# Given data
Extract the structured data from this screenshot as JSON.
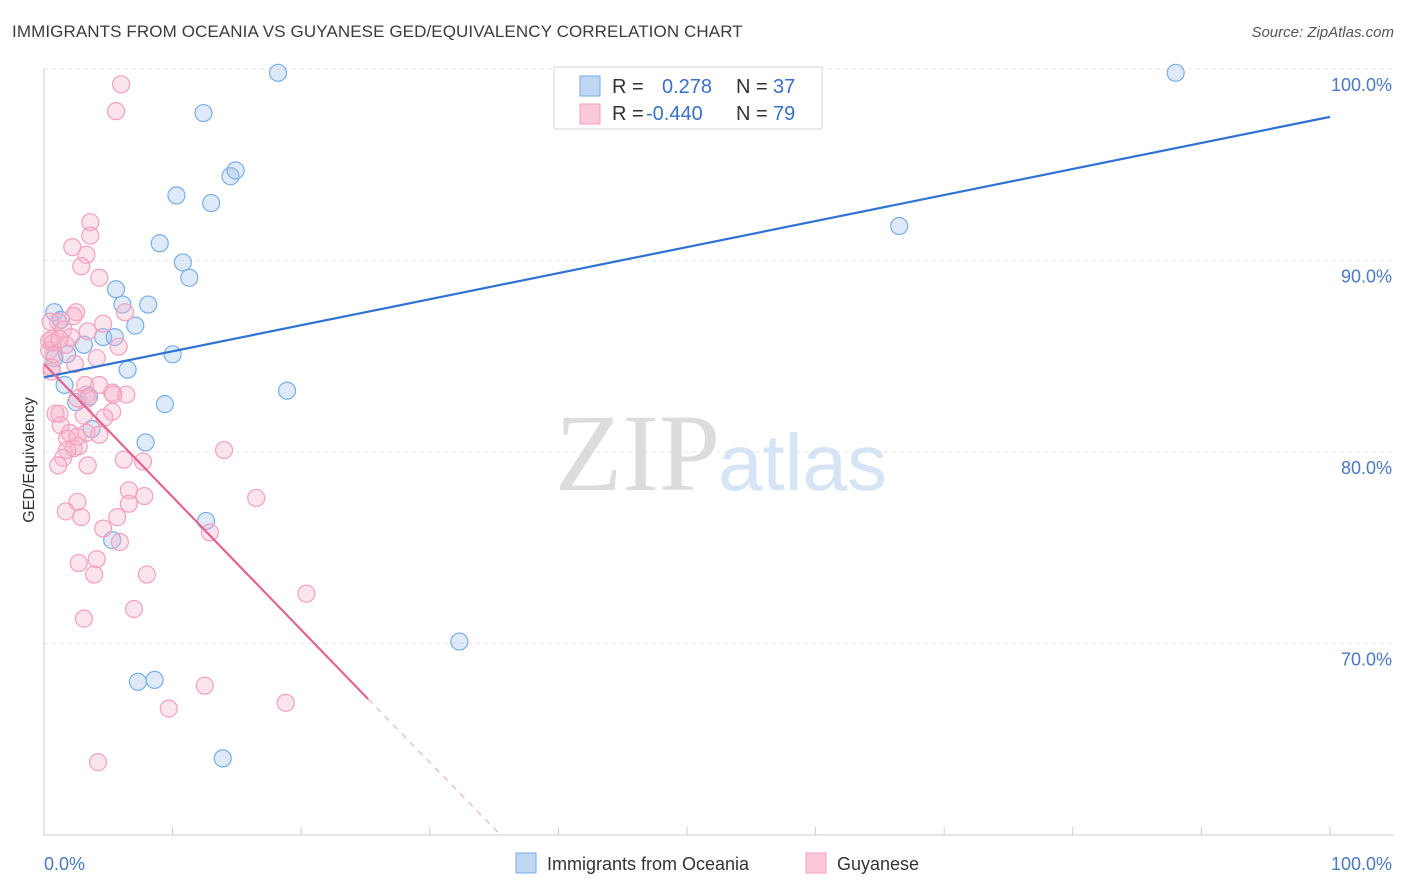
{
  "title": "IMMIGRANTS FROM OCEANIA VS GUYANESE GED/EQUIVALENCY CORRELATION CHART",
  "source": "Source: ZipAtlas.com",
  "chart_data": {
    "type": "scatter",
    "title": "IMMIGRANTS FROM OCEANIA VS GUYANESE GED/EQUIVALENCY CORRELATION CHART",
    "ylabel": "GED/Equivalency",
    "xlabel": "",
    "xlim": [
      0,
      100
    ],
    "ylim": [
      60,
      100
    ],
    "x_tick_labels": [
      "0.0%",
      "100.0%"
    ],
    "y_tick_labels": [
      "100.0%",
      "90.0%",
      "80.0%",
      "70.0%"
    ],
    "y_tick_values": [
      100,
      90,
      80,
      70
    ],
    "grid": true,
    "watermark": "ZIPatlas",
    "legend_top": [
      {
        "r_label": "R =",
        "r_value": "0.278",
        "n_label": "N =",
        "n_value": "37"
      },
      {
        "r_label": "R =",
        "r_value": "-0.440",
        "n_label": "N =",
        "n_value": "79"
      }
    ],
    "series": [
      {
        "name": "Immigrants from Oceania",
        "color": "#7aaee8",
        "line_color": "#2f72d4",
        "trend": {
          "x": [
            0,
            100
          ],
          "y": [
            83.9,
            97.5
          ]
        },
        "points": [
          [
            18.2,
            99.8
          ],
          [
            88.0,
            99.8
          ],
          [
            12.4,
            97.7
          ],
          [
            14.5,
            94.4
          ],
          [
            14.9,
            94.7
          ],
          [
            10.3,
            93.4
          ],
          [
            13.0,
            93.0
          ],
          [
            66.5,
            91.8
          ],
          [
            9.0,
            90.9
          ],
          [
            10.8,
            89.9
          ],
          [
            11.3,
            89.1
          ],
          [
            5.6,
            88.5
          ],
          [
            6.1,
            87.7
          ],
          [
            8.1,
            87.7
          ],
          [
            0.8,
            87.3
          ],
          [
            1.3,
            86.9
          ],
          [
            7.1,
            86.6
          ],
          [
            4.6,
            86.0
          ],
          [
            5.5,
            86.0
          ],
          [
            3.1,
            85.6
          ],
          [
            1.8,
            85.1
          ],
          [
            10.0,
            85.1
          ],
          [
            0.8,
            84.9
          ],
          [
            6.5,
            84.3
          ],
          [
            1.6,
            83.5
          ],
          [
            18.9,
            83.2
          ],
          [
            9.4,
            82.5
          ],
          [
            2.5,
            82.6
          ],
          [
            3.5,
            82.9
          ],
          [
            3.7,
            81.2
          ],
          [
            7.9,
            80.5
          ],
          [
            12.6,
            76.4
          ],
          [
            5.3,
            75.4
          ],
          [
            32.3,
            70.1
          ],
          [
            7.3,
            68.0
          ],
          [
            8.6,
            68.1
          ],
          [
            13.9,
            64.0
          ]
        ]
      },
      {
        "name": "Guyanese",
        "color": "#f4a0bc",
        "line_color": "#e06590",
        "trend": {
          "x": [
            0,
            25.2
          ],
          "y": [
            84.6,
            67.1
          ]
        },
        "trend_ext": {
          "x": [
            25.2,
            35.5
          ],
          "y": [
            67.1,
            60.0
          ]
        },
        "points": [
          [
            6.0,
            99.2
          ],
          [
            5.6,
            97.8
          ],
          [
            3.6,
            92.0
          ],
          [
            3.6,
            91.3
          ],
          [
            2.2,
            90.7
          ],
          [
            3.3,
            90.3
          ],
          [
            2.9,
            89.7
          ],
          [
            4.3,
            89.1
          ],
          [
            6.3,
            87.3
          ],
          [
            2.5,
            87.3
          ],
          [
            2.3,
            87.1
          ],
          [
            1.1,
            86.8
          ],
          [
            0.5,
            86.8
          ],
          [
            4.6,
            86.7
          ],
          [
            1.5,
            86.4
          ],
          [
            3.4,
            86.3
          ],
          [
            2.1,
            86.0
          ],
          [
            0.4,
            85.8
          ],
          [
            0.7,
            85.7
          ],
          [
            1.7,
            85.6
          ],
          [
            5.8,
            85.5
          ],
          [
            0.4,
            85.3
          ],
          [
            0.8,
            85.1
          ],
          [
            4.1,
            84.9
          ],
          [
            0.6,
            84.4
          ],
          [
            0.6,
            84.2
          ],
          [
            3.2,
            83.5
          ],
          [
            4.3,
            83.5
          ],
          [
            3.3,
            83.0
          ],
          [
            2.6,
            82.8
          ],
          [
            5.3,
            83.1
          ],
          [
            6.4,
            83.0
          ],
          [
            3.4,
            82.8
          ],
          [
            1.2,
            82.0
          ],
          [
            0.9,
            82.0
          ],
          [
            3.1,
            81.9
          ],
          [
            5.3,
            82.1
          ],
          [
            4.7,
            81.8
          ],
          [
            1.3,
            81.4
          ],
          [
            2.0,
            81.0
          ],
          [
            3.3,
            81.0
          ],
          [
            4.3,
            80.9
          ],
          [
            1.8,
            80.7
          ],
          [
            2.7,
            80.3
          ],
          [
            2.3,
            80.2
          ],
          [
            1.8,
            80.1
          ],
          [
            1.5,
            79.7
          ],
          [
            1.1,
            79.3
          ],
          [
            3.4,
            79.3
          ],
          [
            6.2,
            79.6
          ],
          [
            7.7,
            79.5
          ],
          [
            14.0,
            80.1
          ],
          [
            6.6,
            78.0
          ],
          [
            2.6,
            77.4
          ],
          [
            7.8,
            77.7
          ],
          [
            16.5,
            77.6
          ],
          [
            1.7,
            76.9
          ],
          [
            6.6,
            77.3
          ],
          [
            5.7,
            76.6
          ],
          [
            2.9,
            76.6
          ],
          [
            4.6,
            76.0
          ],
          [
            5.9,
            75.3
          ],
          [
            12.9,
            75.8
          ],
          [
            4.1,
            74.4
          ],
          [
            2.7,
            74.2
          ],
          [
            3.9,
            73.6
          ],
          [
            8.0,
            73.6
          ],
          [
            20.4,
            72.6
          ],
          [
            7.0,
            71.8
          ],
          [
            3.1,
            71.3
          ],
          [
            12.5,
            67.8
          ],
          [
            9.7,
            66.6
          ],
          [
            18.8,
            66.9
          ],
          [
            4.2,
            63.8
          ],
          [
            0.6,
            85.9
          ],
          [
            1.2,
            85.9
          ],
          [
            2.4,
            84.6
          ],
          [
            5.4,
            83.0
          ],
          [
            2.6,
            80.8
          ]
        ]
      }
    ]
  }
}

# Exercise details
Transcribe the records above exactly as they appear, leaving out any pictures.

# Solution for this exercise
Extract the structured data from this screenshot as JSON.
{
  "title": "IMMIGRANTS FROM OCEANIA VS GUYANESE GED/EQUIVALENCY CORRELATION CHART",
  "source": "Source: ZipAtlas.com",
  "chart_data": {
    "type": "scatter",
    "title": "IMMIGRANTS FROM OCEANIA VS GUYANESE GED/EQUIVALENCY CORRELATION CHART",
    "ylabel": "GED/Equivalency",
    "xlabel": "",
    "xlim": [
      0,
      100
    ],
    "ylim": [
      60,
      100
    ],
    "x_tick_labels": [
      "0.0%",
      "100.0%"
    ],
    "y_tick_labels": [
      "100.0%",
      "90.0%",
      "80.0%",
      "70.0%"
    ],
    "y_tick_values": [
      100,
      90,
      80,
      70
    ],
    "grid": true,
    "watermark": "ZIPatlas",
    "legend_top": [
      {
        "r_label": "R =",
        "r_value": "0.278",
        "n_label": "N =",
        "n_value": "37"
      },
      {
        "r_label": "R =",
        "r_value": "-0.440",
        "n_label": "N =",
        "n_value": "79"
      }
    ],
    "series": [
      {
        "name": "Immigrants from Oceania",
        "color": "#7aaee8",
        "line_color": "#2f72d4",
        "trend": {
          "x": [
            0,
            100
          ],
          "y": [
            83.9,
            97.5
          ]
        },
        "points": [
          [
            18.2,
            99.8
          ],
          [
            88.0,
            99.8
          ],
          [
            12.4,
            97.7
          ],
          [
            14.5,
            94.4
          ],
          [
            14.9,
            94.7
          ],
          [
            10.3,
            93.4
          ],
          [
            13.0,
            93.0
          ],
          [
            66.5,
            91.8
          ],
          [
            9.0,
            90.9
          ],
          [
            10.8,
            89.9
          ],
          [
            11.3,
            89.1
          ],
          [
            5.6,
            88.5
          ],
          [
            6.1,
            87.7
          ],
          [
            8.1,
            87.7
          ],
          [
            0.8,
            87.3
          ],
          [
            1.3,
            86.9
          ],
          [
            7.1,
            86.6
          ],
          [
            4.6,
            86.0
          ],
          [
            5.5,
            86.0
          ],
          [
            3.1,
            85.6
          ],
          [
            1.8,
            85.1
          ],
          [
            10.0,
            85.1
          ],
          [
            0.8,
            84.9
          ],
          [
            6.5,
            84.3
          ],
          [
            1.6,
            83.5
          ],
          [
            18.9,
            83.2
          ],
          [
            9.4,
            82.5
          ],
          [
            2.5,
            82.6
          ],
          [
            3.5,
            82.9
          ],
          [
            3.7,
            81.2
          ],
          [
            7.9,
            80.5
          ],
          [
            12.6,
            76.4
          ],
          [
            5.3,
            75.4
          ],
          [
            32.3,
            70.1
          ],
          [
            7.3,
            68.0
          ],
          [
            8.6,
            68.1
          ],
          [
            13.9,
            64.0
          ]
        ]
      },
      {
        "name": "Guyanese",
        "color": "#f4a0bc",
        "line_color": "#e06590",
        "trend": {
          "x": [
            0,
            25.2
          ],
          "y": [
            84.6,
            67.1
          ]
        },
        "trend_ext": {
          "x": [
            25.2,
            35.5
          ],
          "y": [
            67.1,
            60.0
          ]
        },
        "points": [
          [
            6.0,
            99.2
          ],
          [
            5.6,
            97.8
          ],
          [
            3.6,
            92.0
          ],
          [
            3.6,
            91.3
          ],
          [
            2.2,
            90.7
          ],
          [
            3.3,
            90.3
          ],
          [
            2.9,
            89.7
          ],
          [
            4.3,
            89.1
          ],
          [
            6.3,
            87.3
          ],
          [
            2.5,
            87.3
          ],
          [
            2.3,
            87.1
          ],
          [
            1.1,
            86.8
          ],
          [
            0.5,
            86.8
          ],
          [
            4.6,
            86.7
          ],
          [
            1.5,
            86.4
          ],
          [
            3.4,
            86.3
          ],
          [
            2.1,
            86.0
          ],
          [
            0.4,
            85.8
          ],
          [
            0.7,
            85.7
          ],
          [
            1.7,
            85.6
          ],
          [
            5.8,
            85.5
          ],
          [
            0.4,
            85.3
          ],
          [
            0.8,
            85.1
          ],
          [
            4.1,
            84.9
          ],
          [
            0.6,
            84.4
          ],
          [
            0.6,
            84.2
          ],
          [
            3.2,
            83.5
          ],
          [
            4.3,
            83.5
          ],
          [
            3.3,
            83.0
          ],
          [
            2.6,
            82.8
          ],
          [
            5.3,
            83.1
          ],
          [
            6.4,
            83.0
          ],
          [
            3.4,
            82.8
          ],
          [
            1.2,
            82.0
          ],
          [
            0.9,
            82.0
          ],
          [
            3.1,
            81.9
          ],
          [
            5.3,
            82.1
          ],
          [
            4.7,
            81.8
          ],
          [
            1.3,
            81.4
          ],
          [
            2.0,
            81.0
          ],
          [
            3.3,
            81.0
          ],
          [
            4.3,
            80.9
          ],
          [
            1.8,
            80.7
          ],
          [
            2.7,
            80.3
          ],
          [
            2.3,
            80.2
          ],
          [
            1.8,
            80.1
          ],
          [
            1.5,
            79.7
          ],
          [
            1.1,
            79.3
          ],
          [
            3.4,
            79.3
          ],
          [
            6.2,
            79.6
          ],
          [
            7.7,
            79.5
          ],
          [
            14.0,
            80.1
          ],
          [
            6.6,
            78.0
          ],
          [
            2.6,
            77.4
          ],
          [
            7.8,
            77.7
          ],
          [
            16.5,
            77.6
          ],
          [
            1.7,
            76.9
          ],
          [
            6.6,
            77.3
          ],
          [
            5.7,
            76.6
          ],
          [
            2.9,
            76.6
          ],
          [
            4.6,
            76.0
          ],
          [
            5.9,
            75.3
          ],
          [
            12.9,
            75.8
          ],
          [
            4.1,
            74.4
          ],
          [
            2.7,
            74.2
          ],
          [
            3.9,
            73.6
          ],
          [
            8.0,
            73.6
          ],
          [
            20.4,
            72.6
          ],
          [
            7.0,
            71.8
          ],
          [
            3.1,
            71.3
          ],
          [
            12.5,
            67.8
          ],
          [
            9.7,
            66.6
          ],
          [
            18.8,
            66.9
          ],
          [
            4.2,
            63.8
          ],
          [
            0.6,
            85.9
          ],
          [
            1.2,
            85.9
          ],
          [
            2.4,
            84.6
          ],
          [
            5.4,
            83.0
          ],
          [
            2.6,
            80.8
          ]
        ]
      }
    ]
  }
}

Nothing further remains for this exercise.